■ What this task involves
Would you quote every entry exactly, dropping only the pictures?

########

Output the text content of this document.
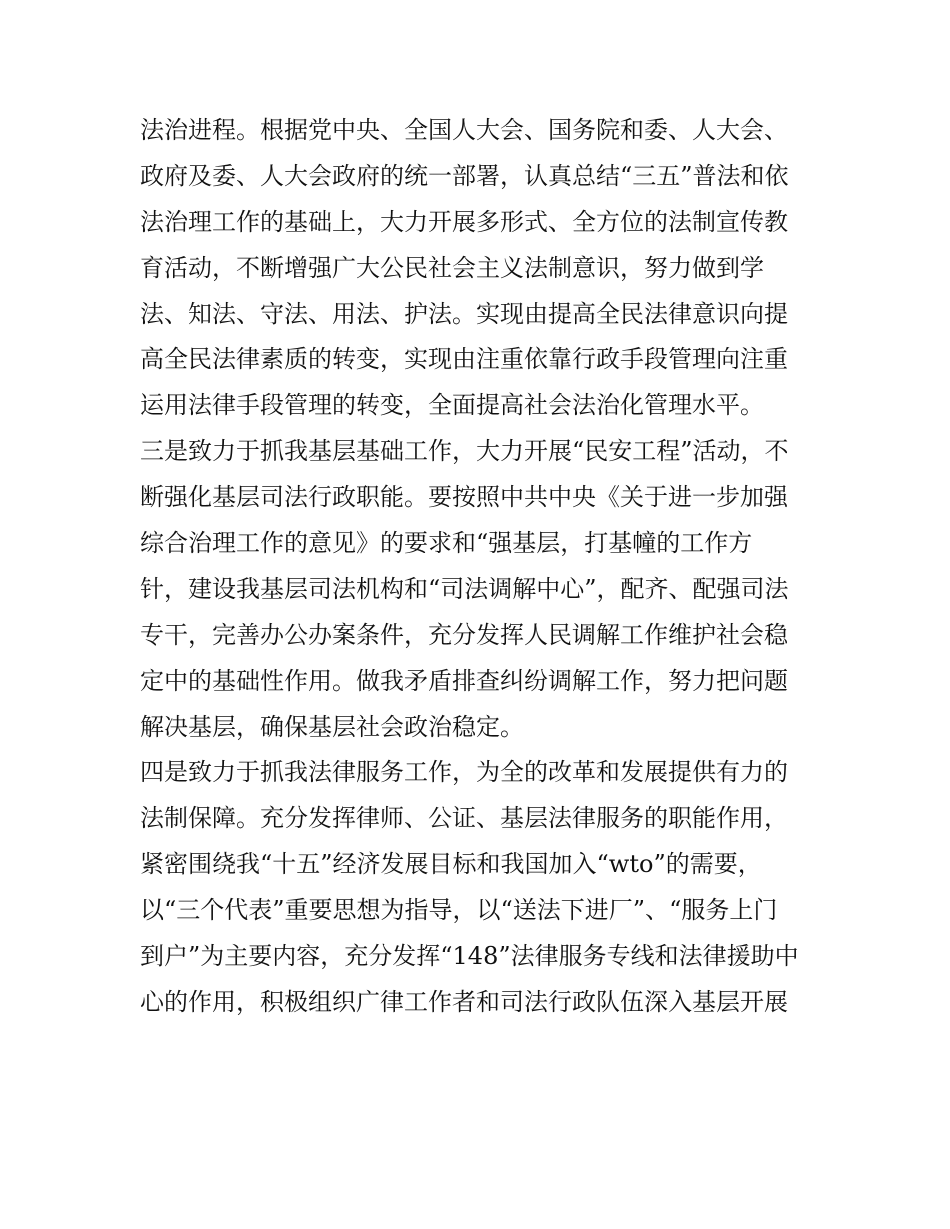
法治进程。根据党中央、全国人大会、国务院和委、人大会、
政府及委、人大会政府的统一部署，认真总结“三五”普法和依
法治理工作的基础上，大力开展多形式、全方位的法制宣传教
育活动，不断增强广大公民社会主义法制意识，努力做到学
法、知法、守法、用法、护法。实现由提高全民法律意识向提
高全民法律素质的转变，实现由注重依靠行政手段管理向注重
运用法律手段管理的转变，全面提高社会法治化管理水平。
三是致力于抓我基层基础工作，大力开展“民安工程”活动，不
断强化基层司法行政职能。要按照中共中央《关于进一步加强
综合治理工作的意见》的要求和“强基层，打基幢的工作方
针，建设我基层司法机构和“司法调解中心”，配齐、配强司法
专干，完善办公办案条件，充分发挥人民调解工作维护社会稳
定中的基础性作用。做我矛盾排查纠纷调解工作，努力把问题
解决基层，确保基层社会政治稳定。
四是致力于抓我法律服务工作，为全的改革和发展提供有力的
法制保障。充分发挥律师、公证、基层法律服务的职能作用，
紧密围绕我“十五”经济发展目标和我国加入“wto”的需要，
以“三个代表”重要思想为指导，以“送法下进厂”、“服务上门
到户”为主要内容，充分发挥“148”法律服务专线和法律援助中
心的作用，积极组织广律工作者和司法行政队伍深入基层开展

########

■ Response
Output the text content of this document.
法治进程。根据党中央、全国人大会、国务院和委、人大会、
政府及委、人大会政府的统一部署，认真总结“三五”普法和依
法治理工作的基础上，大力开展多形式、全方位的法制宣传教
育活动，不断增强广大公民社会主义法制意识，努力做到学
法、知法、守法、用法、护法。实现由提高全民法律意识向提
高全民法律素质的转变，实现由注重依靠行政手段管理向注重
运用法律手段管理的转变，全面提高社会法治化管理水平。
三是致力于抓我基层基础工作，大力开展“民安工程”活动，不
断强化基层司法行政职能。要按照中共中央《关于进一步加强
综合治理工作的意见》的要求和“强基层，打基幢的工作方
针，建设我基层司法机构和“司法调解中心”，配齐、配强司法
专干，完善办公办案条件，充分发挥人民调解工作维护社会稳
定中的基础性作用。做我矛盾排查纠纷调解工作，努力把问题
解决基层，确保基层社会政治稳定。
四是致力于抓我法律服务工作，为全的改革和发展提供有力的
法制保障。充分发挥律师、公证、基层法律服务的职能作用，
紧密围绕我“十五”经济发展目标和我国加入“wto”的需要，
以“三个代表”重要思想为指导，以“送法下进厂”、“服务上门
到户”为主要内容，充分发挥“148”法律服务专线和法律援助中
心的作用，积极组织广律工作者和司法行政队伍深入基层开展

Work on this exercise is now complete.